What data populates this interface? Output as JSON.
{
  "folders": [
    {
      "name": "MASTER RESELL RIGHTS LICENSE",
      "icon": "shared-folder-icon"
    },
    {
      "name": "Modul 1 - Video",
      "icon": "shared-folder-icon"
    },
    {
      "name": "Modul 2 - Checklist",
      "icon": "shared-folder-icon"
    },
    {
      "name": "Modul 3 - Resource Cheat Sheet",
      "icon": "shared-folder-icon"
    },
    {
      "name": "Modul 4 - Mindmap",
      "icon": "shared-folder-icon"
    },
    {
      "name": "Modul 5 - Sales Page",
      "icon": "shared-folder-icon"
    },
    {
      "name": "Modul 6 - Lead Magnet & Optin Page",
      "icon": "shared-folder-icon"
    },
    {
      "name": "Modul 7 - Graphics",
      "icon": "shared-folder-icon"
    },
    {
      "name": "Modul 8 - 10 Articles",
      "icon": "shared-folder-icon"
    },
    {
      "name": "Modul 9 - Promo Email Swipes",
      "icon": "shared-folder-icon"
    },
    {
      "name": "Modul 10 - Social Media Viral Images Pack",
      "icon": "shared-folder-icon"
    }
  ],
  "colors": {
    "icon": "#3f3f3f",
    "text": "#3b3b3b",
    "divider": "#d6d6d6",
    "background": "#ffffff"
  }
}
━━━━━━━━━━
YOUR OBJECTIVE: Give back the listing above exactly as written.

WORKED SOLUTION:
What data populates this interface? Output as JSON.
{
  "folders": [
    {
      "name": "MASTER RESELL RIGHTS LICENSE",
      "icon": "shared-folder-icon"
    },
    {
      "name": "Modul 1 - Video",
      "icon": "shared-folder-icon"
    },
    {
      "name": "Modul 2 - Checklist",
      "icon": "shared-folder-icon"
    },
    {
      "name": "Modul 3 - Resource Cheat Sheet",
      "icon": "shared-folder-icon"
    },
    {
      "name": "Modul 4 - Mindmap",
      "icon": "shared-folder-icon"
    },
    {
      "name": "Modul 5 - Sales Page",
      "icon": "shared-folder-icon"
    },
    {
      "name": "Modul 6 - Lead Magnet & Optin Page",
      "icon": "shared-folder-icon"
    },
    {
      "name": "Modul 7 - Graphics",
      "icon": "shared-folder-icon"
    },
    {
      "name": "Modul 8 - 10 Articles",
      "icon": "shared-folder-icon"
    },
    {
      "name": "Modul 9 - Promo Email Swipes",
      "icon": "shared-folder-icon"
    },
    {
      "name": "Modul 10 - Social Media Viral Images Pack",
      "icon": "shared-folder-icon"
    }
  ],
  "colors": {
    "icon": "#3f3f3f",
    "text": "#3b3b3b",
    "divider": "#d6d6d6",
    "background": "#ffffff"
  }
}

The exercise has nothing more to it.